TASK PROMPT. Check each line of the records below and collect those holding "text".

DATASET EXTRACT.
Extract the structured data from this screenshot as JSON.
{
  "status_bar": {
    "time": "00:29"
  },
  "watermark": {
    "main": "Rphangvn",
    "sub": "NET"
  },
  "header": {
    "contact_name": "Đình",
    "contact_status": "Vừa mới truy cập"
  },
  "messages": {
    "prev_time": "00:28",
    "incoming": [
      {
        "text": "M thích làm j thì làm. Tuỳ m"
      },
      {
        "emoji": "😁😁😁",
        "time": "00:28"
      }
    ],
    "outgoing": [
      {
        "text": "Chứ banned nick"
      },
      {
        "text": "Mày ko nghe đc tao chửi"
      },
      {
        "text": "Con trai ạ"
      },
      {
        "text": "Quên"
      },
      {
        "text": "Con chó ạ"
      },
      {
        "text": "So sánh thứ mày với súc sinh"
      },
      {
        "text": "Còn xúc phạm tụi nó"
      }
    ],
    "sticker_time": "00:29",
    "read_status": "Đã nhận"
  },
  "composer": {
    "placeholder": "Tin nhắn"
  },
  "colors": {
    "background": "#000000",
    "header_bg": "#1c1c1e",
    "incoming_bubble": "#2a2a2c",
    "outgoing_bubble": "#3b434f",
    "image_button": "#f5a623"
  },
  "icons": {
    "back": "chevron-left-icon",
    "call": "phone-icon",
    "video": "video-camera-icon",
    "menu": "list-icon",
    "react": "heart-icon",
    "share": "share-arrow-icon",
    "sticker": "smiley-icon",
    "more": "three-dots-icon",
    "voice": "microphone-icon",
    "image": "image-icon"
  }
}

ANSWER TO THE TASK.
        "text": "M thích làm j thì làm. Tuỳ m"
        "text": "Chứ banned nick"
        "text": "Mày ko nghe đc tao chửi"
        "text": "Con trai ạ"
        "text": "Quên"
        "text": "Con chó ạ"
        "text": "So sánh thứ mày với súc sinh"
        "text": "Còn xúc phạm tụi nó"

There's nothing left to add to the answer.